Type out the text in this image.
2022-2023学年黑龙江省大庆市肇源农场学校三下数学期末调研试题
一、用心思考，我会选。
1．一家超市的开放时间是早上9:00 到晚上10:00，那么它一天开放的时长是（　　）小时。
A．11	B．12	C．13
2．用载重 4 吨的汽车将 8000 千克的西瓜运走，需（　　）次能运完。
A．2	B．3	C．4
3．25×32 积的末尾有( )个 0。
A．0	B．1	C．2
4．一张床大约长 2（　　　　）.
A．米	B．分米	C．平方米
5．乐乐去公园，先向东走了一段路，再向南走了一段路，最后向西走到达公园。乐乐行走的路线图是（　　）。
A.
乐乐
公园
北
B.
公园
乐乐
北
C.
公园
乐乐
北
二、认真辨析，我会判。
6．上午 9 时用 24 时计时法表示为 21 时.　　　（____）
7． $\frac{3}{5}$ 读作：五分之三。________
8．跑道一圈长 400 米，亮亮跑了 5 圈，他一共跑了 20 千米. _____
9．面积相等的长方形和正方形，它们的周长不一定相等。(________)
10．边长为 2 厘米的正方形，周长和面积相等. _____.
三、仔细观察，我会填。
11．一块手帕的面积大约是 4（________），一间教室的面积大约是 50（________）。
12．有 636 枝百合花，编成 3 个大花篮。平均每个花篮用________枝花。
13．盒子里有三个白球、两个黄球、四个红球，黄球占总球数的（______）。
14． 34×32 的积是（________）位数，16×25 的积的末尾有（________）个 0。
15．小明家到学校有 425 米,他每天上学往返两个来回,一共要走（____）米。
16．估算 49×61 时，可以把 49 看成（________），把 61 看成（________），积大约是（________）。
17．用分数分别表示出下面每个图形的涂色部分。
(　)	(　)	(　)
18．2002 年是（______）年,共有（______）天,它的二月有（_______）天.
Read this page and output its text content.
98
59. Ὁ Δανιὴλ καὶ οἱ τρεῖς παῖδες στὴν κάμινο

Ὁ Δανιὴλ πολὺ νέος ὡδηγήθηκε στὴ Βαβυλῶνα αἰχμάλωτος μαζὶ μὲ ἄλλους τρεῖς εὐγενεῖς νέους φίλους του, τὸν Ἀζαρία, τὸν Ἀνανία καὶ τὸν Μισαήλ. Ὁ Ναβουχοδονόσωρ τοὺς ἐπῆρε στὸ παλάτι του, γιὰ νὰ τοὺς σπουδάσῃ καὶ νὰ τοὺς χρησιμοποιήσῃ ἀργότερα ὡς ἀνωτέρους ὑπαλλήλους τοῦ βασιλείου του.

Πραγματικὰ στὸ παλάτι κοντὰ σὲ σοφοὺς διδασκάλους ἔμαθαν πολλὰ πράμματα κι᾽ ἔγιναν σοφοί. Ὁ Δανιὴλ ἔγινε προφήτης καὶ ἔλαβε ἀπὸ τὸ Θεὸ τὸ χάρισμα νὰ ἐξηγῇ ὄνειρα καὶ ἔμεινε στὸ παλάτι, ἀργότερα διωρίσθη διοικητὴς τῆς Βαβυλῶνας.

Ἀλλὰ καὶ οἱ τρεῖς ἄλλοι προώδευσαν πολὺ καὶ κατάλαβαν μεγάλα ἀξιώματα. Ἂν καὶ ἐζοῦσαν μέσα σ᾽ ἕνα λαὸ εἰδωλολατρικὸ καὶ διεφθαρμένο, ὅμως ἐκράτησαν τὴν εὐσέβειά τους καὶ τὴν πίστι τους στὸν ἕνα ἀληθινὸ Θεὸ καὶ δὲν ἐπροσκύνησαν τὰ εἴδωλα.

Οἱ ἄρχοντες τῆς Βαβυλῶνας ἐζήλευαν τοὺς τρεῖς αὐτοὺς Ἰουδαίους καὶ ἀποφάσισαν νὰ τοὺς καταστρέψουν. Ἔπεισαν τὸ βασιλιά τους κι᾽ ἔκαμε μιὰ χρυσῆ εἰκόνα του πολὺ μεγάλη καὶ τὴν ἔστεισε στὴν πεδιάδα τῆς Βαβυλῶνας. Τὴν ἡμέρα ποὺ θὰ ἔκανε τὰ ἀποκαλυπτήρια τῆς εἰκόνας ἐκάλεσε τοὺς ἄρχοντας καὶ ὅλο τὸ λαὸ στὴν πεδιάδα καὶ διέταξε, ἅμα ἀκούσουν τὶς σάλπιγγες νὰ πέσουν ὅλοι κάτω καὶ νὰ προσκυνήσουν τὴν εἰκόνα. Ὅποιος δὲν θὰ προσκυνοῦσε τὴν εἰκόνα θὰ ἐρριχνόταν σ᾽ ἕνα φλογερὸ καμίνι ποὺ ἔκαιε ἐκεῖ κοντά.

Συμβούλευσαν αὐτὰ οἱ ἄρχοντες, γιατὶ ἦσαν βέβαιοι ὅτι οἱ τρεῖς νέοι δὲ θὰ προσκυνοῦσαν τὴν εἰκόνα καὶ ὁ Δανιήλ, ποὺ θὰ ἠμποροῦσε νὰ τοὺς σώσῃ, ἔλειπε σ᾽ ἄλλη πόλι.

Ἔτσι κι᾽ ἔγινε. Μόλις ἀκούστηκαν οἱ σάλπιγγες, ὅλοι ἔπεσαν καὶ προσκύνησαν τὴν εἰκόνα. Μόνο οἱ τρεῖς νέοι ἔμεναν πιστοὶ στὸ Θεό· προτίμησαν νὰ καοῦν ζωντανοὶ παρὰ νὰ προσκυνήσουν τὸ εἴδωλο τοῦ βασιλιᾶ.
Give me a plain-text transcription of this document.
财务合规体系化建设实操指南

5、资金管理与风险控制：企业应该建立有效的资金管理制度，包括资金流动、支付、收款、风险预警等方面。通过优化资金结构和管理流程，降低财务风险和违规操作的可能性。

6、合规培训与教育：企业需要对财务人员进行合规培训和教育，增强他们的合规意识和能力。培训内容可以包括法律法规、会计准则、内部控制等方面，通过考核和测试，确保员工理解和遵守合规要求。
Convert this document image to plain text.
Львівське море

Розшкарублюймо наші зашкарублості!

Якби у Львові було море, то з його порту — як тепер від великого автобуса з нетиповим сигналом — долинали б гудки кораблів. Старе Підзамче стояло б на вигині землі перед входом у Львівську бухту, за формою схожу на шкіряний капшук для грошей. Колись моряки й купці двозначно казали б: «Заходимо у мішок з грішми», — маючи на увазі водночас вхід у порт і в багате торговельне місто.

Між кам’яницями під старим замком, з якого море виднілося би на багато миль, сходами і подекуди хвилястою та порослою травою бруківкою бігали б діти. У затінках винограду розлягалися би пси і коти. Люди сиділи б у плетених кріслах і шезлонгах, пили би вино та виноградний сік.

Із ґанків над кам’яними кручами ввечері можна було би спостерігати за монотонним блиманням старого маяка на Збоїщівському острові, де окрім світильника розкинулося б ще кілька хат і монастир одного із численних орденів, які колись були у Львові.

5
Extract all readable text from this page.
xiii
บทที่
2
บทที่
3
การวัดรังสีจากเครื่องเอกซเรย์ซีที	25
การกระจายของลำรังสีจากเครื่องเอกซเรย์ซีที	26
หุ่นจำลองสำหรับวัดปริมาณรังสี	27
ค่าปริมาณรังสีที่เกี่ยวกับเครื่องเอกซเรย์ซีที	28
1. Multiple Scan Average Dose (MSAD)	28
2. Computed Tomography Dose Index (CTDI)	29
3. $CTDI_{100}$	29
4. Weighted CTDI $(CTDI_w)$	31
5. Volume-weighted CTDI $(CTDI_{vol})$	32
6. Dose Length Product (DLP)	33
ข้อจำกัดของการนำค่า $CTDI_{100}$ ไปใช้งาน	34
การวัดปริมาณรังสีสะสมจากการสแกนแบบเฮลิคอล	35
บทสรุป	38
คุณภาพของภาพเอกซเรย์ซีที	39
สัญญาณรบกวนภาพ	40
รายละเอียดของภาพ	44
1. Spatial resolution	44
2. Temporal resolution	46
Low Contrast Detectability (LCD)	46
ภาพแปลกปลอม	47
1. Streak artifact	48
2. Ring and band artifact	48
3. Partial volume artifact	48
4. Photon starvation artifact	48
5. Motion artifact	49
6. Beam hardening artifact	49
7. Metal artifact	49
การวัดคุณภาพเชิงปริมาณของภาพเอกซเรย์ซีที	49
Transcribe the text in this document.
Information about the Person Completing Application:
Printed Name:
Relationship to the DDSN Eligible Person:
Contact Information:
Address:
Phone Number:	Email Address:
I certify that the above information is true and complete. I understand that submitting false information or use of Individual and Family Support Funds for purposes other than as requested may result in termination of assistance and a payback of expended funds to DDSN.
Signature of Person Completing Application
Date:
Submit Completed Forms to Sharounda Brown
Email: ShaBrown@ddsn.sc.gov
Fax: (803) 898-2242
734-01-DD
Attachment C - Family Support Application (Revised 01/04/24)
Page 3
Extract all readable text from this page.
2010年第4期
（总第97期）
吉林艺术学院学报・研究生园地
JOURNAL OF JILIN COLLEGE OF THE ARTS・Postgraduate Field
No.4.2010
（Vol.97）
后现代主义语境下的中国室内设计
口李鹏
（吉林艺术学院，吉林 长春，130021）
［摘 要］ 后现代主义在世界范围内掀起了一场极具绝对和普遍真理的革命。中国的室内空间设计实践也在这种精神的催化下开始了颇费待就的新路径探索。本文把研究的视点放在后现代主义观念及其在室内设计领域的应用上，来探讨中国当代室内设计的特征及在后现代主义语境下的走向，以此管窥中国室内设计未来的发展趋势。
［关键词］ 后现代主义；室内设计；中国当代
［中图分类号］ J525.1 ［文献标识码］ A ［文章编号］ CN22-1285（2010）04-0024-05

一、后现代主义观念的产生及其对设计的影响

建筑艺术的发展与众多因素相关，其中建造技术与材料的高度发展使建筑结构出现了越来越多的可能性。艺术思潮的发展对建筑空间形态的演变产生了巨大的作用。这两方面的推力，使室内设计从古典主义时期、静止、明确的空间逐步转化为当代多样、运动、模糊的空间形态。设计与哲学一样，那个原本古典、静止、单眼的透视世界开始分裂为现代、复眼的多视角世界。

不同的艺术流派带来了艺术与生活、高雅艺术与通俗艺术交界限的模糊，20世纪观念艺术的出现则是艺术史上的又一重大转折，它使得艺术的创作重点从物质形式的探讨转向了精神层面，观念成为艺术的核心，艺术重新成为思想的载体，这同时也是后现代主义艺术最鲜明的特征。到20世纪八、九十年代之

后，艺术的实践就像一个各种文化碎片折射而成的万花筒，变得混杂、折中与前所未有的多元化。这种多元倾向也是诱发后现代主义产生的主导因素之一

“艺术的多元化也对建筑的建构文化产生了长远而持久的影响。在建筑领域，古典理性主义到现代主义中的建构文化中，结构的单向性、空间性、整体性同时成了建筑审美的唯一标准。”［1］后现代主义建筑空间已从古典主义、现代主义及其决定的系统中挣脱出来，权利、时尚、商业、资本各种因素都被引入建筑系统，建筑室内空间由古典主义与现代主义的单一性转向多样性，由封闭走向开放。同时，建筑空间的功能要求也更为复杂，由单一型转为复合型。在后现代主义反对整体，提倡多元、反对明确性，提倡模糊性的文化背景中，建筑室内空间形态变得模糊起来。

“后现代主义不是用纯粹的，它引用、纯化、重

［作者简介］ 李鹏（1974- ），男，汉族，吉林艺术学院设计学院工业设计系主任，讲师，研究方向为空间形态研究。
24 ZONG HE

^^^^

■ **GIVEN REQUEST**:
Isolate the lines above that contain the word "εἰκόνα" and copy them.

■ **SOLVED PROBLEM**:
Οἱ ἄρχοντες τῆς Βαβυλῶνας ἐζήλευαν τοὺς τρεῖς αὐτοὺς Ἰουδαίους καὶ ἀποφάσισαν νὰ τοὺς καταστρέψουν. Ἔπεισαν τὸ βασιλιά τους κι᾽ ἔκαμε μιὰ χρυσῆ εἰκόνα του πολὺ μεγάλη καὶ τὴν ἔστεισε στὴν πεδιάδα τῆς Βαβυλῶνας. Τὴν ἡμέρα ποὺ θὰ ἔκανε τὰ ἀποκαλυπτήρια τῆς εἰκόνας ἐκάλεσε τοὺς ἄρχοντας καὶ ὅλο τὸ λαὸ στὴν πεδιάδα καὶ διέταξε, ἅμα ἀκούσουν τὶς σάλπιγγες νὰ πέσουν ὅλοι κάτω καὶ νὰ προσκυνήσουν τὴν εἰκόνα. Ὅποιος δὲν θὰ προσκυνοῦσε τὴν εἰκόνα θὰ ἐρριχνόταν σ᾽ ἕνα φλογερὸ καμίνι ποὺ ἔκαιε ἐκεῖ κοντά.
Συμβούλευσαν αὐτὰ οἱ ἄρχοντες, γιατὶ ἦσαν βέβαιοι ὅτι οἱ τρεῖς νέοι δὲ θὰ προσκυνοῦσαν τὴν εἰκόνα καὶ ὁ Δανιήλ, ποὺ θὰ ἠμποροῦσε νὰ τοὺς σώσῃ, ἔλειπε σ᾽ ἄλλη πόλι.
Ἔτσι κι᾽ ἔγινε. Μόλις ἀκούστηκαν οἱ σάλπιγγες, ὅλοι ἔπεσαν καὶ προσκύνησαν τὴν εἰκόνα. Μόνο οἱ τρεῖς νέοι ἔμεναν πιστοὶ στὸ Θεό· προτίμησαν νὰ καοῦν ζωντανοὶ παρὰ νὰ προσκυνήσουν τὸ εἴδωλο τοῦ βασιλιᾶ.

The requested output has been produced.